◆ Written exercise
Count the lines in the entries below that include the word "JSON". Give nothing but the number.

(Stored entries)

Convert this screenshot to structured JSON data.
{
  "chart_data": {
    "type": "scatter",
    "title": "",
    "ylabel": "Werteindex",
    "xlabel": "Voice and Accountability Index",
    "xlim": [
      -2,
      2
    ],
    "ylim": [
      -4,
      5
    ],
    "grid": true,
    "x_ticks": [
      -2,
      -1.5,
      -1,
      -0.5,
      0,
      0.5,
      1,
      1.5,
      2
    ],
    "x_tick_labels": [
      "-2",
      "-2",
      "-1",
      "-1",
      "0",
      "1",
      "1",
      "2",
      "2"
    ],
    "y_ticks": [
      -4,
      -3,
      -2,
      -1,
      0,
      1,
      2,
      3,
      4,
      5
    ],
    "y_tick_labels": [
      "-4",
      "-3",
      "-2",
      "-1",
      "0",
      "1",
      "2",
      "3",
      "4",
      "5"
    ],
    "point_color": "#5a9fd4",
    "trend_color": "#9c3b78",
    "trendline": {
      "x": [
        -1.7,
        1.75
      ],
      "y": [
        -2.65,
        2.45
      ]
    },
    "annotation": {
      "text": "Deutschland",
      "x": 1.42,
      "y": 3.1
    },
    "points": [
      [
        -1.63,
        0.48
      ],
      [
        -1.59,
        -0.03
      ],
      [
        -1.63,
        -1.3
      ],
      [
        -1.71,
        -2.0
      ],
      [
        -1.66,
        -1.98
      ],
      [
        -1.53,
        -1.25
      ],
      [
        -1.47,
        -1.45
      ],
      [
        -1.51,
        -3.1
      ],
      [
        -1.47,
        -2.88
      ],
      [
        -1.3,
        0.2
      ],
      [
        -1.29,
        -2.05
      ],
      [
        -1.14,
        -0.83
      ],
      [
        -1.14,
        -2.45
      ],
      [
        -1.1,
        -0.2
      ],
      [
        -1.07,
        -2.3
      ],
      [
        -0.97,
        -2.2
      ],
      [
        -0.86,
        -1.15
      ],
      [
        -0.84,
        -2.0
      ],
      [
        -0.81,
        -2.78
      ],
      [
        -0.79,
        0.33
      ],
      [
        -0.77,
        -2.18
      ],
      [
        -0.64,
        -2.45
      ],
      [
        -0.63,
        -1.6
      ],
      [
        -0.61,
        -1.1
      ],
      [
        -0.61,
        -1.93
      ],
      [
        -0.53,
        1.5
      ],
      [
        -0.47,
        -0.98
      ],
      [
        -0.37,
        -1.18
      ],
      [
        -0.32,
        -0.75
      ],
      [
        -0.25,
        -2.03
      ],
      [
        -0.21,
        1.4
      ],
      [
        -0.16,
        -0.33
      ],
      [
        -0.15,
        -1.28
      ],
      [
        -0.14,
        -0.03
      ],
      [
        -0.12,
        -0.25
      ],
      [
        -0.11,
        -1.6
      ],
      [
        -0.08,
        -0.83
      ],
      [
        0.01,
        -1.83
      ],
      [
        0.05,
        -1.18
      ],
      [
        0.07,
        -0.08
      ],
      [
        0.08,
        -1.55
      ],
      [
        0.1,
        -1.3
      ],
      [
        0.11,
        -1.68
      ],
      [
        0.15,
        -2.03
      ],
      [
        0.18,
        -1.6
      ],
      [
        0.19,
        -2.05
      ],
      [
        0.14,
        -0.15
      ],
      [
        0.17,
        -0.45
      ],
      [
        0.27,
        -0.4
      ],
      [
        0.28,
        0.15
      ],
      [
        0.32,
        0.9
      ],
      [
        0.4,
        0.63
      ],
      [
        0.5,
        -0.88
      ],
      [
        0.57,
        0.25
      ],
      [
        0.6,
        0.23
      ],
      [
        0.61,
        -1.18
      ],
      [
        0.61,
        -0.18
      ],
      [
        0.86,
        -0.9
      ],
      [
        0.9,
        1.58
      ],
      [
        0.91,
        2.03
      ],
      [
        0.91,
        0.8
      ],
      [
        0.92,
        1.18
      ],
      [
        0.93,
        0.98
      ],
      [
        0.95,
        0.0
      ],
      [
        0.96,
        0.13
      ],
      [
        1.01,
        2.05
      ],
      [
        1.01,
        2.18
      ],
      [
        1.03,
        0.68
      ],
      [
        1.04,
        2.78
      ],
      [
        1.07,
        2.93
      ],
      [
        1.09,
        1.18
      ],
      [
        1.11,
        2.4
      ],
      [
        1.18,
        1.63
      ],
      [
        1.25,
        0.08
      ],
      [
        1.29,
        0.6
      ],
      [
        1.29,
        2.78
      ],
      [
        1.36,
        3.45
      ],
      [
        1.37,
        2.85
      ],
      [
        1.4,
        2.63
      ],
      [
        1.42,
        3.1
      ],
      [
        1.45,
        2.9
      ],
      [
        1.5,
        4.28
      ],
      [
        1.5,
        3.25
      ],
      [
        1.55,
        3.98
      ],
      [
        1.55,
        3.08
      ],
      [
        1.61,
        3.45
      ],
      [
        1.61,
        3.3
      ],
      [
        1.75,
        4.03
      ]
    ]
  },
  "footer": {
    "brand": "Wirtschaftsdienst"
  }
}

* * *

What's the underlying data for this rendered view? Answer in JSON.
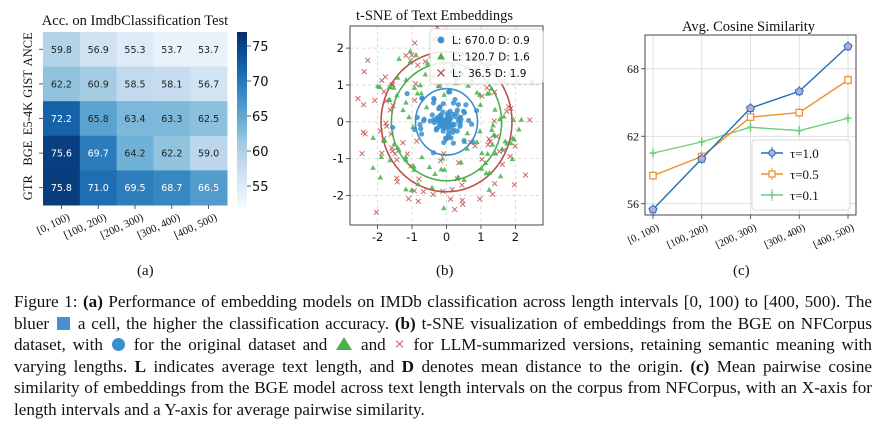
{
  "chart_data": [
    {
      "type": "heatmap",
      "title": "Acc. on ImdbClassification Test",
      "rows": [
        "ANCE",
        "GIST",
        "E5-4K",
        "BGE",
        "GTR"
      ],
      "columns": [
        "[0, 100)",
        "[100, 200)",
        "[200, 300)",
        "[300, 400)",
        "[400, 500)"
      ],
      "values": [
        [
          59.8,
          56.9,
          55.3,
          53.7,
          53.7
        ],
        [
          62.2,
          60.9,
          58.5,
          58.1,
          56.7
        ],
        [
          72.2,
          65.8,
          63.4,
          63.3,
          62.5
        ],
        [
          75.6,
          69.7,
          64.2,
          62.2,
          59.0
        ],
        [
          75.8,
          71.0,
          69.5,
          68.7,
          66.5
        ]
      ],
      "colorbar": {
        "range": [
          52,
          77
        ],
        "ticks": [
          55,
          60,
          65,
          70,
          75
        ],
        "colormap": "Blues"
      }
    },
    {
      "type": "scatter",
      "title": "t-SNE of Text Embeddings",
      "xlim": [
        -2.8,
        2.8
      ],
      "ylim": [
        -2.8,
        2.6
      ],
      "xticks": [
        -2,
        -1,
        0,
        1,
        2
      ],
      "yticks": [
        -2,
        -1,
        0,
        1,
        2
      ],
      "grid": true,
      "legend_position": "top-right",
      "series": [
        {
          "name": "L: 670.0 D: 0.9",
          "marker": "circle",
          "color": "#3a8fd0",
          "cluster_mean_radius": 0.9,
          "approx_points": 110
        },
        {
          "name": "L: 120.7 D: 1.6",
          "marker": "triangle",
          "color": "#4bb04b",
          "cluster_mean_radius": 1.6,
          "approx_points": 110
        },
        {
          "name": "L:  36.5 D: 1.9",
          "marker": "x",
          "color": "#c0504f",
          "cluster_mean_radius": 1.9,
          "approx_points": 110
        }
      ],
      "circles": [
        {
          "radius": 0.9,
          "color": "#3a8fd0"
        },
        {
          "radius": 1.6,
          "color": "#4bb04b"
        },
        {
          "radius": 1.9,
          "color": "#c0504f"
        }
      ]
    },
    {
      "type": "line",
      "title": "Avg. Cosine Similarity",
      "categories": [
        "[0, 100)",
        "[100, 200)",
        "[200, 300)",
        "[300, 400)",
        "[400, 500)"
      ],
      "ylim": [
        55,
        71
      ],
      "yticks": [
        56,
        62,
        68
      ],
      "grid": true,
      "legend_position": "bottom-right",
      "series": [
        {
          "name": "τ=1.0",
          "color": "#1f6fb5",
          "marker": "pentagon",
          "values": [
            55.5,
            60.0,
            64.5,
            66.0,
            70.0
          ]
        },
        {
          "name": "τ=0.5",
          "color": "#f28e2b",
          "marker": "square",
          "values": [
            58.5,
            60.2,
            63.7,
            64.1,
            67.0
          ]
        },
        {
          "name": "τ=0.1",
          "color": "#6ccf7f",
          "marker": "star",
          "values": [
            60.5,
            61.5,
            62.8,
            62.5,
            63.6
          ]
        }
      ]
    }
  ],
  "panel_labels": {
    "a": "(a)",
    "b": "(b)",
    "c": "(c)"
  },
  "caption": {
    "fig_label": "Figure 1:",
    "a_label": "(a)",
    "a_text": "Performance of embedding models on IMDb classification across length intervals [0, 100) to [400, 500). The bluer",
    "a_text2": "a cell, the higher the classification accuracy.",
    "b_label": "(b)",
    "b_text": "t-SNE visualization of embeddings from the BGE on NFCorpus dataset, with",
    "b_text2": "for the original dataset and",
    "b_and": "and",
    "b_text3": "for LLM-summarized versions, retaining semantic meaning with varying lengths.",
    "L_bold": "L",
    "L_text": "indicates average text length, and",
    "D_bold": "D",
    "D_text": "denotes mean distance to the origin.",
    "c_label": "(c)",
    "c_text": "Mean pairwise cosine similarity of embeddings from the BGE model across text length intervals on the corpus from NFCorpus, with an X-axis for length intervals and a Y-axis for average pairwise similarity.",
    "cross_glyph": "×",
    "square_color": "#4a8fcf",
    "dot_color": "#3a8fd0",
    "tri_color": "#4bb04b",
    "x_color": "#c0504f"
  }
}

◆ Result
2